> Aim of the task
Your task is to reproduce the entries below word for word.

> Records contained in a dataset
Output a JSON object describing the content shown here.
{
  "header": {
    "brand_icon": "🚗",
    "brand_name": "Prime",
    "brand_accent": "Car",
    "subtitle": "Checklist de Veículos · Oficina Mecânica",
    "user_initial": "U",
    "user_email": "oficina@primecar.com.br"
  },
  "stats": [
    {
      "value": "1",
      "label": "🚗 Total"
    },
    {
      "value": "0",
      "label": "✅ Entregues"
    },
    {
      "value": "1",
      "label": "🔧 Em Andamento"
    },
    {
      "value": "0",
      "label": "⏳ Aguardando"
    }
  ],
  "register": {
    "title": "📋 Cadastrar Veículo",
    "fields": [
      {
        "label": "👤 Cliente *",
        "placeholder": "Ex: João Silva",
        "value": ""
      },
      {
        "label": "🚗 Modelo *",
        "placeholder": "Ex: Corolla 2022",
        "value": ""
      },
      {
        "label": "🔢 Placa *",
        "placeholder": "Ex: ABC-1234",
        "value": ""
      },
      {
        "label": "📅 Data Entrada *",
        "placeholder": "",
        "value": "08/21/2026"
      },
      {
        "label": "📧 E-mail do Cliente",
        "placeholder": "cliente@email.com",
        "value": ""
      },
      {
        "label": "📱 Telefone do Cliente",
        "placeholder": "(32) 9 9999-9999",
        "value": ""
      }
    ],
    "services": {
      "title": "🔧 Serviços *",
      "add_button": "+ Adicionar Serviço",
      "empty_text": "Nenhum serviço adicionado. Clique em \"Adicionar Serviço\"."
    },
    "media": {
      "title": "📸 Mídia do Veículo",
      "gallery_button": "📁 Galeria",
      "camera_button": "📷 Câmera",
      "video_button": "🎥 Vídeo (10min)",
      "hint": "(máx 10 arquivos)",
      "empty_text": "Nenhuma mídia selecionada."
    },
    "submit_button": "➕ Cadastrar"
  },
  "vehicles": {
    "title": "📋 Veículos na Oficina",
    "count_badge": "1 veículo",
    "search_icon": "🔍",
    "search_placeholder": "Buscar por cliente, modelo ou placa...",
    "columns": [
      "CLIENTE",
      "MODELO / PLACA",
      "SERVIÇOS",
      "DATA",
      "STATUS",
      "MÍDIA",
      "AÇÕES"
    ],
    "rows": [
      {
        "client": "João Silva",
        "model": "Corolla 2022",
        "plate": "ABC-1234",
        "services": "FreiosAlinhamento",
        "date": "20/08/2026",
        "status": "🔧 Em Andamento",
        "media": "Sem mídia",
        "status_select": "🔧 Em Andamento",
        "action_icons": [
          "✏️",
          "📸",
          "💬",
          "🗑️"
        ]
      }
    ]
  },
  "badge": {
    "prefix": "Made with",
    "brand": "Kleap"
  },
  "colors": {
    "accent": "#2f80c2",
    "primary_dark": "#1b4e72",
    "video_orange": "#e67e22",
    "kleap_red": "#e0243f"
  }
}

> Correct result
Output a JSON object describing the content shown here.
{
  "header": {
    "brand_icon": "🚗",
    "brand_name": "Prime",
    "brand_accent": "Car",
    "subtitle": "Checklist de Veículos · Oficina Mecânica",
    "user_initial": "U",
    "user_email": "oficina@primecar.com.br"
  },
  "stats": [
    {
      "value": "1",
      "label": "🚗 Total"
    },
    {
      "value": "0",
      "label": "✅ Entregues"
    },
    {
      "value": "1",
      "label": "🔧 Em Andamento"
    },
    {
      "value": "0",
      "label": "⏳ Aguardando"
    }
  ],
  "register": {
    "title": "📋 Cadastrar Veículo",
    "fields": [
      {
        "label": "👤 Cliente *",
        "placeholder": "Ex: João Silva",
        "value": ""
      },
      {
        "label": "🚗 Modelo *",
        "placeholder": "Ex: Corolla 2022",
        "value": ""
      },
      {
        "label": "🔢 Placa *",
        "placeholder": "Ex: ABC-1234",
        "value": ""
      },
      {
        "label": "📅 Data Entrada *",
        "placeholder": "",
        "value": "08/21/2026"
      },
      {
        "label": "📧 E-mail do Cliente",
        "placeholder": "cliente@email.com",
        "value": ""
      },
      {
        "label": "📱 Telefone do Cliente",
        "placeholder": "(32) 9 9999-9999",
        "value": ""
      }
    ],
    "services": {
      "title": "🔧 Serviços *",
      "add_button": "+ Adicionar Serviço",
      "empty_text": "Nenhum serviço adicionado. Clique em \"Adicionar Serviço\"."
    },
    "media": {
      "title": "📸 Mídia do Veículo",
      "gallery_button": "📁 Galeria",
      "camera_button": "📷 Câmera",
      "video_button": "🎥 Vídeo (10min)",
      "hint": "(máx 10 arquivos)",
      "empty_text": "Nenhuma mídia selecionada."
    },
    "submit_button": "➕ Cadastrar"
  },
  "vehicles": {
    "title": "📋 Veículos na Oficina",
    "count_badge": "1 veículo",
    "search_icon": "🔍",
    "search_placeholder": "Buscar por cliente, modelo ou placa...",
    "columns": [
      "CLIENTE",
      "MODELO / PLACA",
      "SERVIÇOS",
      "DATA",
      "STATUS",
      "MÍDIA",
      "AÇÕES"
    ],
    "rows": [
      {
        "client": "João Silva",
        "model": "Corolla 2022",
        "plate": "ABC-1234",
        "services": "FreiosAlinhamento",
        "date": "20/08/2026",
        "status": "🔧 Em Andamento",
        "media": "Sem mídia",
        "status_select": "🔧 Em Andamento",
        "action_icons": [
          "✏️",
          "📸",
          "💬",
          "🗑️"
        ]
      }
    ]
  },
  "badge": {
    "prefix": "Made with",
    "brand": "Kleap"
  },
  "colors": {
    "accent": "#2f80c2",
    "primary_dark": "#1b4e72",
    "video_orange": "#e67e22",
    "kleap_red": "#e0243f"
  }
}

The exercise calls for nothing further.